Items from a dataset
▼▼▼

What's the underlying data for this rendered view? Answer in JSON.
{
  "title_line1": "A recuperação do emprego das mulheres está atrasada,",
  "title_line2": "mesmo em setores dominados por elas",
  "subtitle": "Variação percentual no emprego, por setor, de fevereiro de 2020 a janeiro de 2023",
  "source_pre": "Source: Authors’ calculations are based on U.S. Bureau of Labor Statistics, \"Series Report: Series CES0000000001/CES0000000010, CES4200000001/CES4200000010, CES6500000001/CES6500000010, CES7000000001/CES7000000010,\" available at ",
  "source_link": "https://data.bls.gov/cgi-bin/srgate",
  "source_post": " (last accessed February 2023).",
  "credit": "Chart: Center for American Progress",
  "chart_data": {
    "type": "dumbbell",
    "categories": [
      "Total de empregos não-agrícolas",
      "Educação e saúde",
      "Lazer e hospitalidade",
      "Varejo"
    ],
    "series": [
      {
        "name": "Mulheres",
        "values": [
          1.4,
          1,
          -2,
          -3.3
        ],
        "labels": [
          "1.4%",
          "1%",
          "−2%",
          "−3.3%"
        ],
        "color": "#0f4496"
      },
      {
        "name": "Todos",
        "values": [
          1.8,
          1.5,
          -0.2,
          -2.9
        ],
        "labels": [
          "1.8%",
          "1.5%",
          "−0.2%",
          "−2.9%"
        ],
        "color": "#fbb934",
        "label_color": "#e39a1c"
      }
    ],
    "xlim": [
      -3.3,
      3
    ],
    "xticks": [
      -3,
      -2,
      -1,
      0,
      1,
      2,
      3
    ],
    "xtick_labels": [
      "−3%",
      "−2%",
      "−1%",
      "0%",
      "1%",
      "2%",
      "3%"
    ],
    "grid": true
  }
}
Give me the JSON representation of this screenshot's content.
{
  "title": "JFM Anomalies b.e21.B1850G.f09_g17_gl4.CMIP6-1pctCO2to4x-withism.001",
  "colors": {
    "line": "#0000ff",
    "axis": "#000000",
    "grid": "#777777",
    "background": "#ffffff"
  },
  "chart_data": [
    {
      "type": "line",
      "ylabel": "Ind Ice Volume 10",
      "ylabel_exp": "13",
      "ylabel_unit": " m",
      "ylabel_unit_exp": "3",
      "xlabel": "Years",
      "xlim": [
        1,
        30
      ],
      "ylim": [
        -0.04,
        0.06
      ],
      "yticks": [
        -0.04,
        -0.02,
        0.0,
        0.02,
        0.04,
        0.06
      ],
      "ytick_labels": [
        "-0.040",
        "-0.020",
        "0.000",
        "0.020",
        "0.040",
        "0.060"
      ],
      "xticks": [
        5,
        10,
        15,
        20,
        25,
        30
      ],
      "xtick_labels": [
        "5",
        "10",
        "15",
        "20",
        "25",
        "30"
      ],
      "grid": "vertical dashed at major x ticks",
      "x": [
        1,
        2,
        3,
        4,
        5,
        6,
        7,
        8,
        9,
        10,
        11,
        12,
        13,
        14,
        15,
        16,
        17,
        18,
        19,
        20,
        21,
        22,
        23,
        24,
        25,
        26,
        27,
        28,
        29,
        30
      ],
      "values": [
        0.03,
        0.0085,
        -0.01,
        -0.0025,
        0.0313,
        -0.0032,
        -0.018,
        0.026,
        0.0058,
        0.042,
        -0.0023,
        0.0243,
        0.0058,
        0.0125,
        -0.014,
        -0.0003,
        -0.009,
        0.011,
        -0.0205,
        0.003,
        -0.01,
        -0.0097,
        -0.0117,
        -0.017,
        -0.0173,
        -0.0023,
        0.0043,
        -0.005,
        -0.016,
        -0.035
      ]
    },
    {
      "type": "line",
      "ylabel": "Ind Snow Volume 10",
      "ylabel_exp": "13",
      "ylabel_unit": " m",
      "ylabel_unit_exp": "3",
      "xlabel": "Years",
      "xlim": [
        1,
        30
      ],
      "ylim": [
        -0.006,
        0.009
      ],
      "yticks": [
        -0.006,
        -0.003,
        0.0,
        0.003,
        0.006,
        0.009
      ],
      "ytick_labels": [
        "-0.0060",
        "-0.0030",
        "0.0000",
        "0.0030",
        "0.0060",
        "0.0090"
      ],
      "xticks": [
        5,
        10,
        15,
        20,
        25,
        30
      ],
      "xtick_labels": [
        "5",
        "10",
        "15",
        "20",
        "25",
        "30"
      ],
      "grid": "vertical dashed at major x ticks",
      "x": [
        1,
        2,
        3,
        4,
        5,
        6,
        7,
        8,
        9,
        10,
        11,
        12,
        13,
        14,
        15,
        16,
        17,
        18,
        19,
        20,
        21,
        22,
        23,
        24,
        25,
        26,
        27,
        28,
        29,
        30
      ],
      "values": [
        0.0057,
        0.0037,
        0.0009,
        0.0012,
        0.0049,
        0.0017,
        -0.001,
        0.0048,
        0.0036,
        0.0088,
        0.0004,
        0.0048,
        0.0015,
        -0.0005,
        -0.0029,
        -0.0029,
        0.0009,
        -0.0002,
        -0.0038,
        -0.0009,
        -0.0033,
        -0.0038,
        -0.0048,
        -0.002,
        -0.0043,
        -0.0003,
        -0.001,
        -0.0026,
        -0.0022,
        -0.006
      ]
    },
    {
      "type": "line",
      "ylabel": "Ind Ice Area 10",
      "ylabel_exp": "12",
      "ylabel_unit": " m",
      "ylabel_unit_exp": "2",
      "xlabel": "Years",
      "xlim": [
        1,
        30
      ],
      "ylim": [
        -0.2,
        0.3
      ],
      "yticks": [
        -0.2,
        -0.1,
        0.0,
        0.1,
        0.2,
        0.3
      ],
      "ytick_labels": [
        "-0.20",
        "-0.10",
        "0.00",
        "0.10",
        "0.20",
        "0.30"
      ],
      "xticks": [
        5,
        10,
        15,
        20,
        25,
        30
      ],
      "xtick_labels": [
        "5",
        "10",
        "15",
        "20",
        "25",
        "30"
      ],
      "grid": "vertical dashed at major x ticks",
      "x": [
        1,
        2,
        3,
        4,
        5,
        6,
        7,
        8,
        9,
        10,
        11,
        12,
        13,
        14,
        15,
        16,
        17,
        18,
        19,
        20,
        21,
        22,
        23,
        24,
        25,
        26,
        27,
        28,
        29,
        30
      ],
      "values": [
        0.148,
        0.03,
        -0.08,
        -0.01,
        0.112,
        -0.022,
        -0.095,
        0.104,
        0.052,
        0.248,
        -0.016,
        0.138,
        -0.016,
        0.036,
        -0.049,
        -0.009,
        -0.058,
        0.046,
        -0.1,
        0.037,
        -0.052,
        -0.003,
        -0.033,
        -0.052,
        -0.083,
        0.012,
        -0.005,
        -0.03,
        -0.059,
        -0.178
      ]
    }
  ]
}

▲▲▲

■ EXERCISE ■
Write out all the data again, exactly as it appears.

■ TASK ANSWER ■
What's the underlying data for this rendered view? Answer in JSON.
{
  "title_line1": "A recuperação do emprego das mulheres está atrasada,",
  "title_line2": "mesmo em setores dominados por elas",
  "subtitle": "Variação percentual no emprego, por setor, de fevereiro de 2020 a janeiro de 2023",
  "source_pre": "Source: Authors’ calculations are based on U.S. Bureau of Labor Statistics, \"Series Report: Series CES0000000001/CES0000000010, CES4200000001/CES4200000010, CES6500000001/CES6500000010, CES7000000001/CES7000000010,\" available at ",
  "source_link": "https://data.bls.gov/cgi-bin/srgate",
  "source_post": " (last accessed February 2023).",
  "credit": "Chart: Center for American Progress",
  "chart_data": {
    "type": "dumbbell",
    "categories": [
      "Total de empregos não-agrícolas",
      "Educação e saúde",
      "Lazer e hospitalidade",
      "Varejo"
    ],
    "series": [
      {
        "name": "Mulheres",
        "values": [
          1.4,
          1,
          -2,
          -3.3
        ],
        "labels": [
          "1.4%",
          "1%",
          "−2%",
          "−3.3%"
        ],
        "color": "#0f4496"
      },
      {
        "name": "Todos",
        "values": [
          1.8,
          1.5,
          -0.2,
          -2.9
        ],
        "labels": [
          "1.8%",
          "1.5%",
          "−0.2%",
          "−2.9%"
        ],
        "color": "#fbb934",
        "label_color": "#e39a1c"
      }
    ],
    "xlim": [
      -3.3,
      3
    ],
    "xticks": [
      -3,
      -2,
      -1,
      0,
      1,
      2,
      3
    ],
    "xtick_labels": [
      "−3%",
      "−2%",
      "−1%",
      "0%",
      "1%",
      "2%",
      "3%"
    ],
    "grid": true
  }
}
Give me the JSON representation of this screenshot's content.
{
  "title": "JFM Anomalies b.e21.B1850G.f09_g17_gl4.CMIP6-1pctCO2to4x-withism.001",
  "colors": {
    "line": "#0000ff",
    "axis": "#000000",
    "grid": "#777777",
    "background": "#ffffff"
  },
  "chart_data": [
    {
      "type": "line",
      "ylabel": "Ind Ice Volume 10",
      "ylabel_exp": "13",
      "ylabel_unit": " m",
      "ylabel_unit_exp": "3",
      "xlabel": "Years",
      "xlim": [
        1,
        30
      ],
      "ylim": [
        -0.04,
        0.06
      ],
      "yticks": [
        -0.04,
        -0.02,
        0.0,
        0.02,
        0.04,
        0.06
      ],
      "ytick_labels": [
        "-0.040",
        "-0.020",
        "0.000",
        "0.020",
        "0.040",
        "0.060"
      ],
      "xticks": [
        5,
        10,
        15,
        20,
        25,
        30
      ],
      "xtick_labels": [
        "5",
        "10",
        "15",
        "20",
        "25",
        "30"
      ],
      "grid": "vertical dashed at major x ticks",
      "x": [
        1,
        2,
        3,
        4,
        5,
        6,
        7,
        8,
        9,
        10,
        11,
        12,
        13,
        14,
        15,
        16,
        17,
        18,
        19,
        20,
        21,
        22,
        23,
        24,
        25,
        26,
        27,
        28,
        29,
        30
      ],
      "values": [
        0.03,
        0.0085,
        -0.01,
        -0.0025,
        0.0313,
        -0.0032,
        -0.018,
        0.026,
        0.0058,
        0.042,
        -0.0023,
        0.0243,
        0.0058,
        0.0125,
        -0.014,
        -0.0003,
        -0.009,
        0.011,
        -0.0205,
        0.003,
        -0.01,
        -0.0097,
        -0.0117,
        -0.017,
        -0.0173,
        -0.0023,
        0.0043,
        -0.005,
        -0.016,
        -0.035
      ]
    },
    {
      "type": "line",
      "ylabel": "Ind Snow Volume 10",
      "ylabel_exp": "13",
      "ylabel_unit": " m",
      "ylabel_unit_exp": "3",
      "xlabel": "Years",
      "xlim": [
        1,
        30
      ],
      "ylim": [
        -0.006,
        0.009
      ],
      "yticks": [
        -0.006,
        -0.003,
        0.0,
        0.003,
        0.006,
        0.009
      ],
      "ytick_labels": [
        "-0.0060",
        "-0.0030",
        "0.0000",
        "0.0030",
        "0.0060",
        "0.0090"
      ],
      "xticks": [
        5,
        10,
        15,
        20,
        25,
        30
      ],
      "xtick_labels": [
        "5",
        "10",
        "15",
        "20",
        "25",
        "30"
      ],
      "grid": "vertical dashed at major x ticks",
      "x": [
        1,
        2,
        3,
        4,
        5,
        6,
        7,
        8,
        9,
        10,
        11,
        12,
        13,
        14,
        15,
        16,
        17,
        18,
        19,
        20,
        21,
        22,
        23,
        24,
        25,
        26,
        27,
        28,
        29,
        30
      ],
      "values": [
        0.0057,
        0.0037,
        0.0009,
        0.0012,
        0.0049,
        0.0017,
        -0.001,
        0.0048,
        0.0036,
        0.0088,
        0.0004,
        0.0048,
        0.0015,
        -0.0005,
        -0.0029,
        -0.0029,
        0.0009,
        -0.0002,
        -0.0038,
        -0.0009,
        -0.0033,
        -0.0038,
        -0.0048,
        -0.002,
        -0.0043,
        -0.0003,
        -0.001,
        -0.0026,
        -0.0022,
        -0.006
      ]
    },
    {
      "type": "line",
      "ylabel": "Ind Ice Area 10",
      "ylabel_exp": "12",
      "ylabel_unit": " m",
      "ylabel_unit_exp": "2",
      "xlabel": "Years",
      "xlim": [
        1,
        30
      ],
      "ylim": [
        -0.2,
        0.3
      ],
      "yticks": [
        -0.2,
        -0.1,
        0.0,
        0.1,
        0.2,
        0.3
      ],
      "ytick_labels": [
        "-0.20",
        "-0.10",
        "0.00",
        "0.10",
        "0.20",
        "0.30"
      ],
      "xticks": [
        5,
        10,
        15,
        20,
        25,
        30
      ],
      "xtick_labels": [
        "5",
        "10",
        "15",
        "20",
        "25",
        "30"
      ],
      "grid": "vertical dashed at major x ticks",
      "x": [
        1,
        2,
        3,
        4,
        5,
        6,
        7,
        8,
        9,
        10,
        11,
        12,
        13,
        14,
        15,
        16,
        17,
        18,
        19,
        20,
        21,
        22,
        23,
        24,
        25,
        26,
        27,
        28,
        29,
        30
      ],
      "values": [
        0.148,
        0.03,
        -0.08,
        -0.01,
        0.112,
        -0.022,
        -0.095,
        0.104,
        0.052,
        0.248,
        -0.016,
        0.138,
        -0.016,
        0.036,
        -0.049,
        -0.009,
        -0.058,
        0.046,
        -0.1,
        0.037,
        -0.052,
        -0.003,
        -0.033,
        -0.052,
        -0.083,
        0.012,
        -0.005,
        -0.03,
        -0.059,
        -0.178
      ]
    }
  ]
}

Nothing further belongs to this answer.